■ What this task involves:
Work out how many lines of the listing hold "text", then state only that count.

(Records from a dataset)
* * *

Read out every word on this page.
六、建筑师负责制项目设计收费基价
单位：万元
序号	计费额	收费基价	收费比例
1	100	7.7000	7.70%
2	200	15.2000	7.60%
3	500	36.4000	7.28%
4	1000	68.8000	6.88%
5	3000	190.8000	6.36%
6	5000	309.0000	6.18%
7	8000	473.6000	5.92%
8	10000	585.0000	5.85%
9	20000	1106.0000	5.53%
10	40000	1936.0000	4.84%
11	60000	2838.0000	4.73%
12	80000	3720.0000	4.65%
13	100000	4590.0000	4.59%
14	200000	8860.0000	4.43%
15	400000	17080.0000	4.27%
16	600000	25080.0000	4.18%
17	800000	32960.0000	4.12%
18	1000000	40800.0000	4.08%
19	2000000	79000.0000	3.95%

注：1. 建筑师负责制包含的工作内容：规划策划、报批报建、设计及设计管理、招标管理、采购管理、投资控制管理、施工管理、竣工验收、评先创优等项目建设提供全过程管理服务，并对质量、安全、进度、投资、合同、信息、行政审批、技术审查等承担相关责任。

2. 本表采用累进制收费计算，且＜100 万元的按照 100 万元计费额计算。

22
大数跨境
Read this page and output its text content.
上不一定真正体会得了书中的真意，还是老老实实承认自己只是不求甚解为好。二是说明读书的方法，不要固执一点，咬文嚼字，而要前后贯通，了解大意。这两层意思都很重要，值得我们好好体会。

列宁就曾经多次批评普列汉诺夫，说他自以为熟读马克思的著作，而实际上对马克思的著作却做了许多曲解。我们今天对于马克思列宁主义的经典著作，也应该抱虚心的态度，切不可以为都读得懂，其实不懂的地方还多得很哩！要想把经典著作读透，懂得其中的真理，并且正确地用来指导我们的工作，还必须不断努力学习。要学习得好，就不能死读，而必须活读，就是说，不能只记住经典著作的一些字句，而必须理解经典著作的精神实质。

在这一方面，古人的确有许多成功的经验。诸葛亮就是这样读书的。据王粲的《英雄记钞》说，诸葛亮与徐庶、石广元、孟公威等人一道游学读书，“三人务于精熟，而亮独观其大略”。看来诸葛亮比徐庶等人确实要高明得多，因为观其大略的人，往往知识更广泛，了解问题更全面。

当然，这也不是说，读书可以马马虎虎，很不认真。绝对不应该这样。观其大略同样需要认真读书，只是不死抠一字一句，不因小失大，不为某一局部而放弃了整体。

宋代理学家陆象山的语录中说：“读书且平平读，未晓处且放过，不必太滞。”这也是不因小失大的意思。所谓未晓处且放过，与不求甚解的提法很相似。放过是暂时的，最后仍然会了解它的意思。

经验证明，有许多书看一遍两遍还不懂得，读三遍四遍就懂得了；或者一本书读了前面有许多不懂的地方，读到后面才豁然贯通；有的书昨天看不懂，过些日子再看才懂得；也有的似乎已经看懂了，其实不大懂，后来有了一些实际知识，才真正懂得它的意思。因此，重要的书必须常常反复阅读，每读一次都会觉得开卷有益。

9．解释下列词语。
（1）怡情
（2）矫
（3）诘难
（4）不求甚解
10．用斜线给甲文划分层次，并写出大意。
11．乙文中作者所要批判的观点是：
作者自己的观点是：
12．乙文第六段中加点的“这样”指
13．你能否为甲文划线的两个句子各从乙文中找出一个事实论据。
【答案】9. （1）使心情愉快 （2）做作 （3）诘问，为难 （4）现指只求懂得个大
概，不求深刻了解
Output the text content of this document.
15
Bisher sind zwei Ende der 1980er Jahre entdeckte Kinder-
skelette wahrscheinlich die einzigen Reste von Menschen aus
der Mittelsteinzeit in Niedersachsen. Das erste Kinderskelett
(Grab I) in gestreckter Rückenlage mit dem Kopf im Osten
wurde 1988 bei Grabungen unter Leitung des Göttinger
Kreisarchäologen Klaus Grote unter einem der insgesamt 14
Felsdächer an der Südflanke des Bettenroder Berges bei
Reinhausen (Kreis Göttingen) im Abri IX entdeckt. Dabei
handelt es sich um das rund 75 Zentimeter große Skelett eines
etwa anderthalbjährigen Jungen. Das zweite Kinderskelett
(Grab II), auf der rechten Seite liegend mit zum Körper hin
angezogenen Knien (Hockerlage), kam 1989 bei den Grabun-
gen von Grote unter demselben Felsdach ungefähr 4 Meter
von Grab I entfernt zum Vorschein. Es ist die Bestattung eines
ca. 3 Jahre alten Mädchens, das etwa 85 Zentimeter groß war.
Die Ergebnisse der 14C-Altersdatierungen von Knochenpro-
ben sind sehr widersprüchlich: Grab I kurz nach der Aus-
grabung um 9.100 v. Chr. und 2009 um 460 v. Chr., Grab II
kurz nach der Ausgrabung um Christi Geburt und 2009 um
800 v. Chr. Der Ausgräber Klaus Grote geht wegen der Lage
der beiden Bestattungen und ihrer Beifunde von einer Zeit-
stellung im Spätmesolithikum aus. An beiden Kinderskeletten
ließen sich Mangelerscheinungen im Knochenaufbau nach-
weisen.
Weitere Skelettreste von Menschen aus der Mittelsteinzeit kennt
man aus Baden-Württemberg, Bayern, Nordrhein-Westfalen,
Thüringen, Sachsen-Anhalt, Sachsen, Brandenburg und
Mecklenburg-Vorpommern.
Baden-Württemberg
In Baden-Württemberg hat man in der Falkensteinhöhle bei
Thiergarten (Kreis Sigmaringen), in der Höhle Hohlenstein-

* * *

■ Written response:
2